GIVEN REQUEST
Reproduce the listing below in its entirety. Change nothing.

[A block of data]
-------
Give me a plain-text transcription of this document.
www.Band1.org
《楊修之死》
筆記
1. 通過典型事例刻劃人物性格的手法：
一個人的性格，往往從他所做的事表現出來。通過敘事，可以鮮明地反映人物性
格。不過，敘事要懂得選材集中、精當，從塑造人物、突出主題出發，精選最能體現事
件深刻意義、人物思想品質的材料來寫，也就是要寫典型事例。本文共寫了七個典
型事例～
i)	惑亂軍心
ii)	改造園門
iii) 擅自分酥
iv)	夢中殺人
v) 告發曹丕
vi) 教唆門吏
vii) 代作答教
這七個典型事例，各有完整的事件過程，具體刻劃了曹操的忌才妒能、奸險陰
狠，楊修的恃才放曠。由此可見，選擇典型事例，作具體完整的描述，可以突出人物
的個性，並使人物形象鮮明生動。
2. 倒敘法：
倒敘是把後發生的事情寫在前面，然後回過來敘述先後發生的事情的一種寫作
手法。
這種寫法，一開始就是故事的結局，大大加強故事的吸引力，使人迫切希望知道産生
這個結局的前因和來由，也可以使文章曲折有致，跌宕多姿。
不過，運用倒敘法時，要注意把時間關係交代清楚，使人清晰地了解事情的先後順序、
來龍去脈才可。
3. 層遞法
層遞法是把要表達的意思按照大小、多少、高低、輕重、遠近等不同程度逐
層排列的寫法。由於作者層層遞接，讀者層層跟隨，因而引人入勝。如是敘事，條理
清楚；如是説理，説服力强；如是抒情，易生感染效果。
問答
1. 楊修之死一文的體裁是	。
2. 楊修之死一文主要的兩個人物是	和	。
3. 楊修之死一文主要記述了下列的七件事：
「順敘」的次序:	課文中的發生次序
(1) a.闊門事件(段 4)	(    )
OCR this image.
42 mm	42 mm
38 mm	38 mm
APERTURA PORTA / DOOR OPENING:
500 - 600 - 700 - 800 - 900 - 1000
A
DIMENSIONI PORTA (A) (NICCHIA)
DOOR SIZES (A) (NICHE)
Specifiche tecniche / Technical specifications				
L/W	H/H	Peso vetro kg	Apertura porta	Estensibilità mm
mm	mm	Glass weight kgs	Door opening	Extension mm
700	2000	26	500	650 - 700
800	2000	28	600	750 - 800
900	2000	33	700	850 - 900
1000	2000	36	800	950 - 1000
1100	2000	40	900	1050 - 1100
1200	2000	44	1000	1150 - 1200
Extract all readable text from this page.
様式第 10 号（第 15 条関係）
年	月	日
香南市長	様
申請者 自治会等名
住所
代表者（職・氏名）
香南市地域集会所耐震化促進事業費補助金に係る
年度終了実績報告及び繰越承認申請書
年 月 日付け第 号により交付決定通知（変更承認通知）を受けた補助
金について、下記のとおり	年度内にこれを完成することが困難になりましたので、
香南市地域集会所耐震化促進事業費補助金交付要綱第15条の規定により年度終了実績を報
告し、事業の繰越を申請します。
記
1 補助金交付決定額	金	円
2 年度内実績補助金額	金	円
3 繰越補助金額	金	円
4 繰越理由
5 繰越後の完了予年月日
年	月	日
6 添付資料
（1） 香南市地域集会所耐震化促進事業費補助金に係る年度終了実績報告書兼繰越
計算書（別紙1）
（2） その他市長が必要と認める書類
-------
EXERCISE OUTPUT
Give me a plain-text transcription of this document.
www.Band1.org
《楊修之死》
筆記
1. 通過典型事例刻劃人物性格的手法：
一個人的性格，往往從他所做的事表現出來。通過敘事，可以鮮明地反映人物性
格。不過，敘事要懂得選材集中、精當，從塑造人物、突出主題出發，精選最能體現事
件深刻意義、人物思想品質的材料來寫，也就是要寫典型事例。本文共寫了七個典
型事例～
i)	惑亂軍心
ii)	改造園門
iii) 擅自分酥
iv)	夢中殺人
v) 告發曹丕
vi) 教唆門吏
vii) 代作答教
這七個典型事例，各有完整的事件過程，具體刻劃了曹操的忌才妒能、奸險陰
狠，楊修的恃才放曠。由此可見，選擇典型事例，作具體完整的描述，可以突出人物
的個性，並使人物形象鮮明生動。
2. 倒敘法：
倒敘是把後發生的事情寫在前面，然後回過來敘述先後發生的事情的一種寫作
手法。
這種寫法，一開始就是故事的結局，大大加強故事的吸引力，使人迫切希望知道産生
這個結局的前因和來由，也可以使文章曲折有致，跌宕多姿。
不過，運用倒敘法時，要注意把時間關係交代清楚，使人清晰地了解事情的先後順序、
來龍去脈才可。
3. 層遞法
層遞法是把要表達的意思按照大小、多少、高低、輕重、遠近等不同程度逐
層排列的寫法。由於作者層層遞接，讀者層層跟隨，因而引人入勝。如是敘事，條理
清楚；如是説理，説服力强；如是抒情，易生感染效果。
問答
1. 楊修之死一文的體裁是	。
2. 楊修之死一文主要的兩個人物是	和	。
3. 楊修之死一文主要記述了下列的七件事：
「順敘」的次序:	課文中的發生次序
(1) a.闊門事件(段 4)	(    )
OCR this image.
42 mm	42 mm
38 mm	38 mm
APERTURA PORTA / DOOR OPENING:
500 - 600 - 700 - 800 - 900 - 1000
A
DIMENSIONI PORTA (A) (NICCHIA)
DOOR SIZES (A) (NICHE)
Specifiche tecniche / Technical specifications				
L/W	H/H	Peso vetro kg	Apertura porta	Estensibilità mm
mm	mm	Glass weight kgs	Door opening	Extension mm
700	2000	26	500	650 - 700
800	2000	28	600	750 - 800
900	2000	33	700	850 - 900
1000	2000	36	800	950 - 1000
1100	2000	40	900	1050 - 1100
1200	2000	44	1000	1150 - 1200
Extract all readable text from this page.
様式第 10 号（第 15 条関係）
年	月	日
香南市長	様
申請者 自治会等名
住所
代表者（職・氏名）
香南市地域集会所耐震化促進事業費補助金に係る
年度終了実績報告及び繰越承認申請書
年 月 日付け第 号により交付決定通知（変更承認通知）を受けた補助
金について、下記のとおり	年度内にこれを完成することが困難になりましたので、
香南市地域集会所耐震化促進事業費補助金交付要綱第15条の規定により年度終了実績を報
告し、事業の繰越を申請します。
記
1 補助金交付決定額	金	円
2 年度内実績補助金額	金	円
3 繰越補助金額	金	円
4 繰越理由
5 繰越後の完了予年月日
年	月	日
6 添付資料
（1） 香南市地域集会所耐震化促進事業費補助金に係る年度終了実績報告書兼繰越
計算書（別紙1）
（2） その他市長が必要と認める書類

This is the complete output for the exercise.